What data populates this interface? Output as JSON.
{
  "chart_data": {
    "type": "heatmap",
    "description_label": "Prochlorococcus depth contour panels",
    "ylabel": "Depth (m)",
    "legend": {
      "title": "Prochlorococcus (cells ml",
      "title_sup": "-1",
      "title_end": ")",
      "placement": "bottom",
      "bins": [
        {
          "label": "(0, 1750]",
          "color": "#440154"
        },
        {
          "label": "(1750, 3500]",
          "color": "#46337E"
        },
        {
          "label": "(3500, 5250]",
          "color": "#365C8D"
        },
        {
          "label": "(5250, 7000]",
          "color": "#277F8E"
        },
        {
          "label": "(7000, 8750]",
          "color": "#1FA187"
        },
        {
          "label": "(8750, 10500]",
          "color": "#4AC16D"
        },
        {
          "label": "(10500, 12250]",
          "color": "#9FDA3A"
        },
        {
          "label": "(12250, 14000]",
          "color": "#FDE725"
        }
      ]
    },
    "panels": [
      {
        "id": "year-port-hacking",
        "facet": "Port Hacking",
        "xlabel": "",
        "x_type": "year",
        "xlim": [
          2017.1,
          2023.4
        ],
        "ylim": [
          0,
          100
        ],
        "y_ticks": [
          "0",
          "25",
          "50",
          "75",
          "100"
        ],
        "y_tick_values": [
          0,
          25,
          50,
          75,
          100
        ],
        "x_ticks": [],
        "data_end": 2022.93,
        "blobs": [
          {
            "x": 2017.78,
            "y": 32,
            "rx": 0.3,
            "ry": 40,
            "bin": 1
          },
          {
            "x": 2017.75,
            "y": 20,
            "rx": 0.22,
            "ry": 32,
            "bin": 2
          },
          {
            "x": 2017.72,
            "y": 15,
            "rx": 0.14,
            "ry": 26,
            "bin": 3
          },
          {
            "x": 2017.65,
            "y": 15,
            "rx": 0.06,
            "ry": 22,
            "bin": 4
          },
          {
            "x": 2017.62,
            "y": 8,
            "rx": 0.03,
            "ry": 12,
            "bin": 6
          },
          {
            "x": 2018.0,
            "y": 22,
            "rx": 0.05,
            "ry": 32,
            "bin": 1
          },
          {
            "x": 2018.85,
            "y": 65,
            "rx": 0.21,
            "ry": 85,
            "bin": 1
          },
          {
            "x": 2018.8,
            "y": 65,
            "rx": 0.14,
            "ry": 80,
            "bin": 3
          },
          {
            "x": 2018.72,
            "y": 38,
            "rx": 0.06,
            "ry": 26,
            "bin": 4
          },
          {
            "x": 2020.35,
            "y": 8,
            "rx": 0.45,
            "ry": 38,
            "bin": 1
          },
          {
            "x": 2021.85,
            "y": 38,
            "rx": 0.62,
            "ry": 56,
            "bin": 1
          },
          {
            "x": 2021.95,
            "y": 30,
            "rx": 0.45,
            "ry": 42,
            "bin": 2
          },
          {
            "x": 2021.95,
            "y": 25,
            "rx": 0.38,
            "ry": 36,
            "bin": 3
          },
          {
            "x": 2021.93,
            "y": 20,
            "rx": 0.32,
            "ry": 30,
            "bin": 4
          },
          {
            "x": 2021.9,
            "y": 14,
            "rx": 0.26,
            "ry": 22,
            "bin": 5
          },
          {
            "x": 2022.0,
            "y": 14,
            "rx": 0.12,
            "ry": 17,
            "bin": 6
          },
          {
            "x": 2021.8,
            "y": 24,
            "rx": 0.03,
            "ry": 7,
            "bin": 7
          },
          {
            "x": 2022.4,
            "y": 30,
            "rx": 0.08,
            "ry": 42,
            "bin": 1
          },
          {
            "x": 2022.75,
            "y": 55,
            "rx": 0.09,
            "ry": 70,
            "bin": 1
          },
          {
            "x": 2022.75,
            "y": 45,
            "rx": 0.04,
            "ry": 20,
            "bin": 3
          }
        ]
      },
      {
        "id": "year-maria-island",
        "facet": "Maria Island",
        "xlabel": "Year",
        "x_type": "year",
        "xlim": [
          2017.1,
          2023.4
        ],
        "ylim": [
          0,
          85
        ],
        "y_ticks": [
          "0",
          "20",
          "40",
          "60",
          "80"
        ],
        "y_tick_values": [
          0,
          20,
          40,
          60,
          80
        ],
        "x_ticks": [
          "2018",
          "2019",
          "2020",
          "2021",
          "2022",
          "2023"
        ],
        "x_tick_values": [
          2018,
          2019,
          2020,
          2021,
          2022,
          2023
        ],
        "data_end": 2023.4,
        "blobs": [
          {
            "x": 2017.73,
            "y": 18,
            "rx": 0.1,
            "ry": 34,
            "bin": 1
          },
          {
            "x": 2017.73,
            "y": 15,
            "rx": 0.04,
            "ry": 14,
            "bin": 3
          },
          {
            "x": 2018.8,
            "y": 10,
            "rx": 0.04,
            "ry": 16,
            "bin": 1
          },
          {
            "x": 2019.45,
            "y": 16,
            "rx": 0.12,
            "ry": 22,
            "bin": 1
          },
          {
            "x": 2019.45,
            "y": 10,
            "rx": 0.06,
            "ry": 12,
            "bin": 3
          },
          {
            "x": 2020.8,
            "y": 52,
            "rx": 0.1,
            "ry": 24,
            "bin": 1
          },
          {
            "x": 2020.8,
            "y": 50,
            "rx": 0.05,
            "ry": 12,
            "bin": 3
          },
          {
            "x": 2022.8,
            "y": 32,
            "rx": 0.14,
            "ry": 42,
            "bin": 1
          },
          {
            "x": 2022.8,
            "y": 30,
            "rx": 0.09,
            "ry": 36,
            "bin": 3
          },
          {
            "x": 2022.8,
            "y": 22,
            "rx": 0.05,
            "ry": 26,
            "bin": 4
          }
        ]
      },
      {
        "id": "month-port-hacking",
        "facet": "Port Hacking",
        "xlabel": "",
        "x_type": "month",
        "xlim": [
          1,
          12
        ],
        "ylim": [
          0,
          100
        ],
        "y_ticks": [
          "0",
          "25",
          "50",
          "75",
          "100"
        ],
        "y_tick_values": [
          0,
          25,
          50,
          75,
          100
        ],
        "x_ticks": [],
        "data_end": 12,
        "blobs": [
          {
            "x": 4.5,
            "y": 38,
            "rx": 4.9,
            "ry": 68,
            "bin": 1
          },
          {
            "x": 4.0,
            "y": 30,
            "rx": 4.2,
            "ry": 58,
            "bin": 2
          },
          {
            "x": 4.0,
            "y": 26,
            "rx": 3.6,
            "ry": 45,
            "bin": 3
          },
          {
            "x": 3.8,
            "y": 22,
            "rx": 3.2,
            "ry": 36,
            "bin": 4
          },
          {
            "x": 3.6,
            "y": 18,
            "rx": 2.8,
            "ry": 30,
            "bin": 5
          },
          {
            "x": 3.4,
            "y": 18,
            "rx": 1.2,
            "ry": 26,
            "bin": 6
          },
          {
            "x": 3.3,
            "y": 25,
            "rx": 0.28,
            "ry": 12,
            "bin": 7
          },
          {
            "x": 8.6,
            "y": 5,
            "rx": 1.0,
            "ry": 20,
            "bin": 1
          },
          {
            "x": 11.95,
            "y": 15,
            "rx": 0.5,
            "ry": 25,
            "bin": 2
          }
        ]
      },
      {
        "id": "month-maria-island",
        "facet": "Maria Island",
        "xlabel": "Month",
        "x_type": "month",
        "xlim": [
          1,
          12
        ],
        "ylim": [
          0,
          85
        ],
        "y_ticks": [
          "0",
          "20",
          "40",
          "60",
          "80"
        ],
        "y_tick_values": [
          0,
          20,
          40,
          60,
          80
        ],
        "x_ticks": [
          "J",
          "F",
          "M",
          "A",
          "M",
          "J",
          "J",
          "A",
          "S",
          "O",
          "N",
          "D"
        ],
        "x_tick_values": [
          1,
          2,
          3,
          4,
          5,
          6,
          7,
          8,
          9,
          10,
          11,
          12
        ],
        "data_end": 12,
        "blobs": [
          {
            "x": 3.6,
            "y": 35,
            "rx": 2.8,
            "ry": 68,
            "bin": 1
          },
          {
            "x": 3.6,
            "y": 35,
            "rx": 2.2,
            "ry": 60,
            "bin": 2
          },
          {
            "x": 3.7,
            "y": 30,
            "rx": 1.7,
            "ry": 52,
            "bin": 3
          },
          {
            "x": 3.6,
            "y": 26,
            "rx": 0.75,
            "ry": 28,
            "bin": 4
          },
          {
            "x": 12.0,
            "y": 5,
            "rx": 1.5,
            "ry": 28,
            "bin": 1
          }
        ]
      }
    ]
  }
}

- Directive
Give every line of the material that includes the string "color".

- Result of this task
          "color": "#440154"
          "color": "#46337E"
          "color": "#365C8D"
          "color": "#277F8E"
          "color": "#1FA187"
          "color": "#4AC16D"
          "color": "#9FDA3A"
          "color": "#FDE725"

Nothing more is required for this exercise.